The request:
Drop the images; return everything else in the listing below exactly.
## Start Material provided
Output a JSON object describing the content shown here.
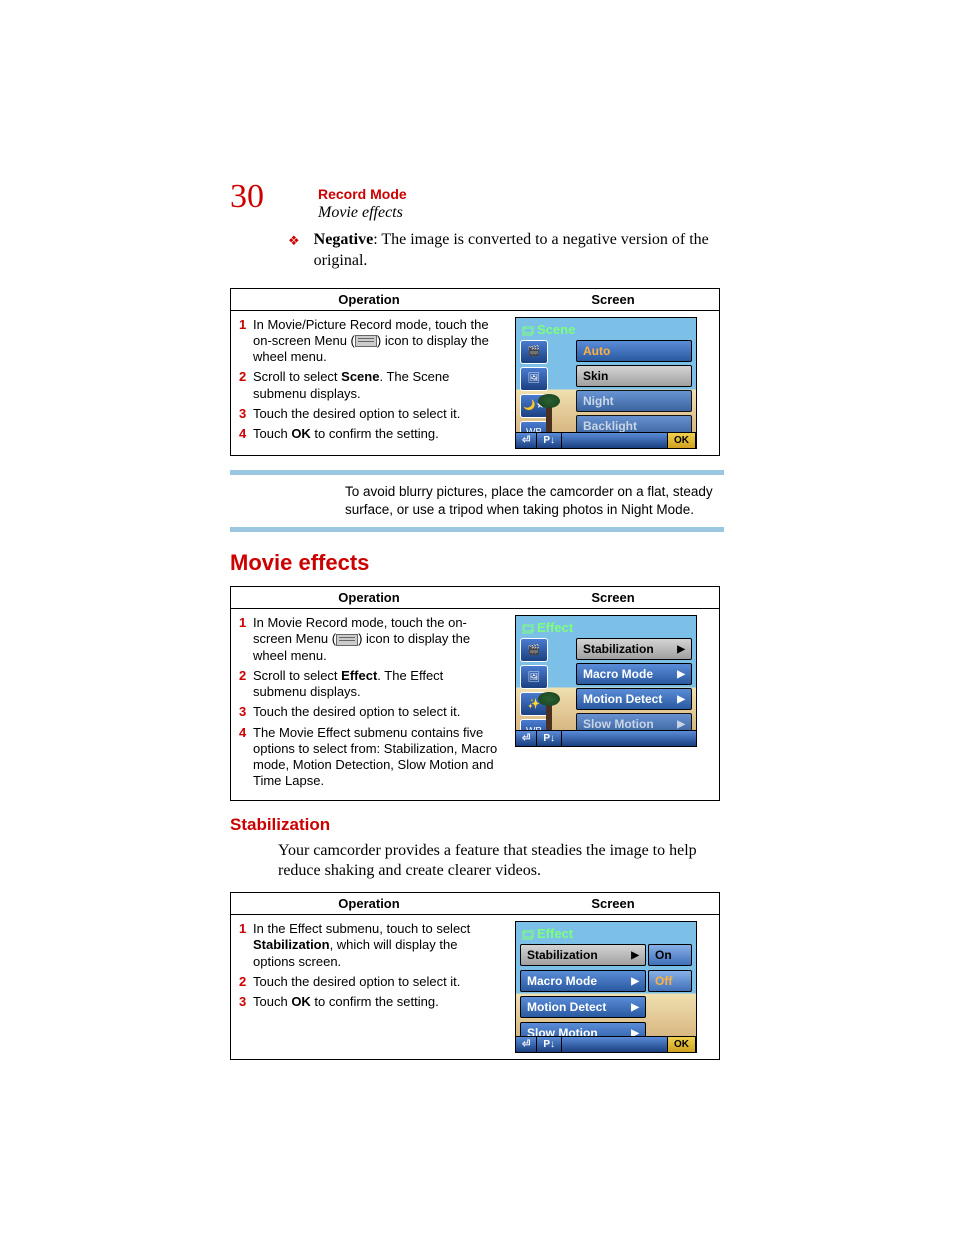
{
  "pageNumber": "30",
  "chapter": "Record Mode",
  "section": "Movie effects",
  "bullet": {
    "term": "Negative",
    "rest": ": The image is converted to a negative version of the original."
  },
  "headers": {
    "op": "Operation",
    "scr": "Screen"
  },
  "table1": {
    "steps": [
      {
        "n": "1",
        "pre": "In Movie/Picture Record mode, touch the on-screen Menu (",
        "post": ") icon to display the wheel menu."
      },
      {
        "n": "2",
        "pre": "Scroll to select ",
        "b": "Scene",
        "post": ". The Scene submenu displays."
      },
      {
        "n": "3",
        "pre": "Touch the desired option to select it."
      },
      {
        "n": "4",
        "pre": "Touch ",
        "b": "OK",
        "post": " to confirm the setting."
      }
    ],
    "screen": {
      "title": "Scene",
      "opts": [
        {
          "t": "Auto",
          "cls": "orange"
        },
        {
          "t": "Skin",
          "cls": "sel"
        },
        {
          "t": "Night",
          "cls": "dim"
        },
        {
          "t": "Backlight",
          "cls": "dim"
        }
      ],
      "ok": "OK",
      "pl": "P↓",
      "back": "⏎"
    }
  },
  "note": "To avoid blurry pictures, place the camcorder on a flat, steady surface, or use a tripod when taking photos in Night Mode.",
  "h1": "Movie effects",
  "table2": {
    "steps": [
      {
        "n": "1",
        "pre": "In Movie Record mode, touch the on-screen Menu (",
        "post": ") icon to display the wheel menu."
      },
      {
        "n": "2",
        "pre": "Scroll to select ",
        "b": "Effect",
        "post": ". The Effect submenu displays."
      },
      {
        "n": "3",
        "pre": "Touch the desired option to select it."
      },
      {
        "n": "4",
        "pre": "The Movie Effect submenu contains five options to select from: Stabilization, Macro mode, Motion Detection, Slow Motion and Time Lapse."
      }
    ],
    "screen": {
      "title": "Effect",
      "opts": [
        {
          "t": "Stabilization",
          "cls": "sel"
        },
        {
          "t": "Macro Mode",
          "cls": ""
        },
        {
          "t": "Motion Detect",
          "cls": ""
        },
        {
          "t": "Slow Motion",
          "cls": "dim"
        }
      ],
      "pl": "P↓",
      "back": "⏎"
    }
  },
  "h2": "Stabilization",
  "stabPara": "Your camcorder provides a feature that steadies the image to help reduce shaking and create clearer videos.",
  "table3": {
    "steps": [
      {
        "n": "1",
        "pre": "In the Effect submenu, touch to select ",
        "b": "Stabilization",
        "post": ", which will display the options screen."
      },
      {
        "n": "2",
        "pre": "Touch the desired option to select it."
      },
      {
        "n": "3",
        "pre": "Touch ",
        "b": "OK",
        "post": " to confirm the setting."
      }
    ],
    "screen": {
      "title": "Effect",
      "left": [
        {
          "t": "Stabilization",
          "cls": "sel"
        },
        {
          "t": "Macro Mode",
          "cls": ""
        },
        {
          "t": "Motion Detect",
          "cls": ""
        },
        {
          "t": "Slow Motion",
          "cls": ""
        }
      ],
      "right": [
        {
          "t": "On",
          "cls": "sel"
        },
        {
          "t": "Off",
          "cls": "off"
        }
      ],
      "ok": "OK",
      "pl": "P↓",
      "back": "⏎"
    }
  }
}
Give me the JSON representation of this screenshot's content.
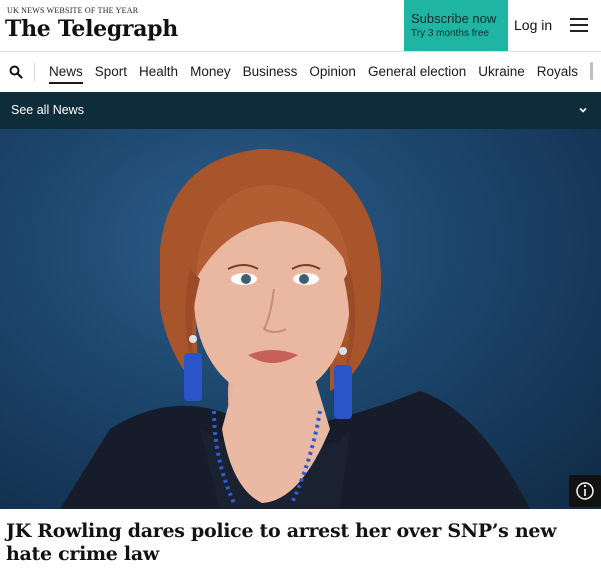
## End Material provided
Solution for this exercise:
Output a JSON object describing the content shown here.
{
  "pageNumber": "30",
  "chapter": "Record Mode",
  "section": "Movie effects",
  "bullet": {
    "term": "Negative",
    "rest": ": The image is converted to a negative version of the original."
  },
  "headers": {
    "op": "Operation",
    "scr": "Screen"
  },
  "table1": {
    "steps": [
      {
        "n": "1",
        "pre": "In Movie/Picture Record mode, touch the on-screen Menu (",
        "post": ") icon to display the wheel menu."
      },
      {
        "n": "2",
        "pre": "Scroll to select ",
        "b": "Scene",
        "post": ". The Scene submenu displays."
      },
      {
        "n": "3",
        "pre": "Touch the desired option to select it."
      },
      {
        "n": "4",
        "pre": "Touch ",
        "b": "OK",
        "post": " to confirm the setting."
      }
    ],
    "screen": {
      "title": "Scene",
      "opts": [
        {
          "t": "Auto",
          "cls": "orange"
        },
        {
          "t": "Skin",
          "cls": "sel"
        },
        {
          "t": "Night",
          "cls": "dim"
        },
        {
          "t": "Backlight",
          "cls": "dim"
        }
      ],
      "ok": "OK",
      "pl": "P↓",
      "back": "⏎"
    }
  },
  "note": "To avoid blurry pictures, place the camcorder on a flat, steady surface, or use a tripod when taking photos in Night Mode.",
  "h1": "Movie effects",
  "table2": {
    "steps": [
      {
        "n": "1",
        "pre": "In Movie Record mode, touch the on-screen Menu (",
        "post": ") icon to display the wheel menu."
      },
      {
        "n": "2",
        "pre": "Scroll to select ",
        "b": "Effect",
        "post": ". The Effect submenu displays."
      },
      {
        "n": "3",
        "pre": "Touch the desired option to select it."
      },
      {
        "n": "4",
        "pre": "The Movie Effect submenu contains five options to select from: Stabilization, Macro mode, Motion Detection, Slow Motion and Time Lapse."
      }
    ],
    "screen": {
      "title": "Effect",
      "opts": [
        {
          "t": "Stabilization",
          "cls": "sel"
        },
        {
          "t": "Macro Mode",
          "cls": ""
        },
        {
          "t": "Motion Detect",
          "cls": ""
        },
        {
          "t": "Slow Motion",
          "cls": "dim"
        }
      ],
      "pl": "P↓",
      "back": "⏎"
    }
  },
  "h2": "Stabilization",
  "stabPara": "Your camcorder provides a feature that steadies the image to help reduce shaking and create clearer videos.",
  "table3": {
    "steps": [
      {
        "n": "1",
        "pre": "In the Effect submenu, touch to select ",
        "b": "Stabilization",
        "post": ", which will display the options screen."
      },
      {
        "n": "2",
        "pre": "Touch the desired option to select it."
      },
      {
        "n": "3",
        "pre": "Touch ",
        "b": "OK",
        "post": " to confirm the setting."
      }
    ],
    "screen": {
      "title": "Effect",
      "left": [
        {
          "t": "Stabilization",
          "cls": "sel"
        },
        {
          "t": "Macro Mode",
          "cls": ""
        },
        {
          "t": "Motion Detect",
          "cls": ""
        },
        {
          "t": "Slow Motion",
          "cls": ""
        }
      ],
      "right": [
        {
          "t": "On",
          "cls": "sel"
        },
        {
          "t": "Off",
          "cls": "off"
        }
      ],
      "ok": "OK",
      "pl": "P↓",
      "back": "⏎"
    }
  }
}
Give me the JSON representation of this screenshot's content.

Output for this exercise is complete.